#### Entries supplied

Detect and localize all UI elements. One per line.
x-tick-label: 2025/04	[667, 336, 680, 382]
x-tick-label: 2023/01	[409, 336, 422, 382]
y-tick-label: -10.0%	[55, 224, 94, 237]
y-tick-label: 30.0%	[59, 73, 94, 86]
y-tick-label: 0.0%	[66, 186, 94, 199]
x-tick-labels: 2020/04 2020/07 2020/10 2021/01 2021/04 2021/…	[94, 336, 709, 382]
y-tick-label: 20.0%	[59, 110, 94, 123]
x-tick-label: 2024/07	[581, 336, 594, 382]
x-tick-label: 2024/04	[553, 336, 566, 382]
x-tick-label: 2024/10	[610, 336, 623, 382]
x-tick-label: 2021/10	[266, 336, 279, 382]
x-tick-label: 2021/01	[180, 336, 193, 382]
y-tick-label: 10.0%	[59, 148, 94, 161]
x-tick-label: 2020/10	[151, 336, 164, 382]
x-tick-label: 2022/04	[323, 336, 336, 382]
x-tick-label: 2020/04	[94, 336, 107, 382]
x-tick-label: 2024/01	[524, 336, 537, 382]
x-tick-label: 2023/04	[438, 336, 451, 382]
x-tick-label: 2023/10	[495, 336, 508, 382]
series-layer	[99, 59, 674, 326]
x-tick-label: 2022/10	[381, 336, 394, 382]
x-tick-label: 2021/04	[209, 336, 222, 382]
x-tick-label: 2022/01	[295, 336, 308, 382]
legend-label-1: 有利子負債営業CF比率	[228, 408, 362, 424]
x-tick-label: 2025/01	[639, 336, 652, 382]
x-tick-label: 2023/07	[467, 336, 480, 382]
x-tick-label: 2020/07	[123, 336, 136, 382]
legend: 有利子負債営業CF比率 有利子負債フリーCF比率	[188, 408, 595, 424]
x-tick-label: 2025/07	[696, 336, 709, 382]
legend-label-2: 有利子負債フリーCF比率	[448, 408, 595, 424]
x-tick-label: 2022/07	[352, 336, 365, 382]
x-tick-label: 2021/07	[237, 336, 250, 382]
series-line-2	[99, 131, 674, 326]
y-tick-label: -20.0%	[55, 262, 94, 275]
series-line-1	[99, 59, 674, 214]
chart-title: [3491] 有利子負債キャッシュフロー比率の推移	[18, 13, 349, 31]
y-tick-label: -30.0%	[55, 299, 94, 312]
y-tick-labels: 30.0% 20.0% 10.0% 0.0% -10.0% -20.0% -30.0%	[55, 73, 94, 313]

########

- **Task to complete**
Convert every line of the rows above into a numbered list, omitting any blank lines.

- **Solution to this task**
1. Detect and localize all UI elements. One per line.
2. x-tick-label: 2025/04	[667, 336, 680, 382]
3. x-tick-label: 2023/01	[409, 336, 422, 382]
4. y-tick-label: -10.0%	[55, 224, 94, 237]
5. y-tick-label: 30.0%	[59, 73, 94, 86]
6. y-tick-label: 0.0%	[66, 186, 94, 199]
7. x-tick-labels: 2020/04 2020/07 2020/10 2021/01 2021/04 2021/…	[94, 336, 709, 382]
8. y-tick-label: 20.0%	[59, 110, 94, 123]
9. x-tick-label: 2024/07	[581, 336, 594, 382]
10. x-tick-label: 2024/04	[553, 336, 566, 382]
11. x-tick-label: 2024/10	[610, 336, 623, 382]
12. x-tick-label: 2021/10	[266, 336, 279, 382]
13. x-tick-label: 2021/01	[180, 336, 193, 382]
14. y-tick-label: 10.0%	[59, 148, 94, 161]
15. x-tick-label: 2020/10	[151, 336, 164, 382]
16. x-tick-label: 2022/04	[323, 336, 336, 382]
17. x-tick-label: 2020/04	[94, 336, 107, 382]
18. x-tick-label: 2024/01	[524, 336, 537, 382]
19. x-tick-label: 2023/04	[438, 336, 451, 382]
20. x-tick-label: 2023/10	[495, 336, 508, 382]
21. series-layer	[99, 59, 674, 326]
22. x-tick-label: 2022/10	[381, 336, 394, 382]
23. x-tick-label: 2021/04	[209, 336, 222, 382]
24. x-tick-label: 2022/01	[295, 336, 308, 382]
25. legend-label-1: 有利子負債営業CF比率	[228, 408, 362, 424]
26. x-tick-label: 2025/01	[639, 336, 652, 382]
27. x-tick-label: 2023/07	[467, 336, 480, 382]
28. x-tick-label: 2020/07	[123, 336, 136, 382]
29. legend: 有利子負債営業CF比率 有利子負債フリーCF比率	[188, 408, 595, 424]
30. x-tick-label: 2025/07	[696, 336, 709, 382]
31. legend-label-2: 有利子負債フリーCF比率	[448, 408, 595, 424]
32. x-tick-label: 2022/07	[352, 336, 365, 382]
33. x-tick-label: 2021/07	[237, 336, 250, 382]
34. series-line-2	[99, 131, 674, 326]
35. y-tick-label: -20.0%	[55, 262, 94, 275]
36. series-line-1	[99, 59, 674, 214]
37. chart-title: [3491] 有利子負債キャッシュフロー比率の推移	[18, 13, 349, 31]
38. y-tick-label: -30.0%	[55, 299, 94, 312]
39. y-tick-labels: 30.0% 20.0% 10.0% 0.0% -10.0% -20.0% -30.0%	[55, 73, 94, 313]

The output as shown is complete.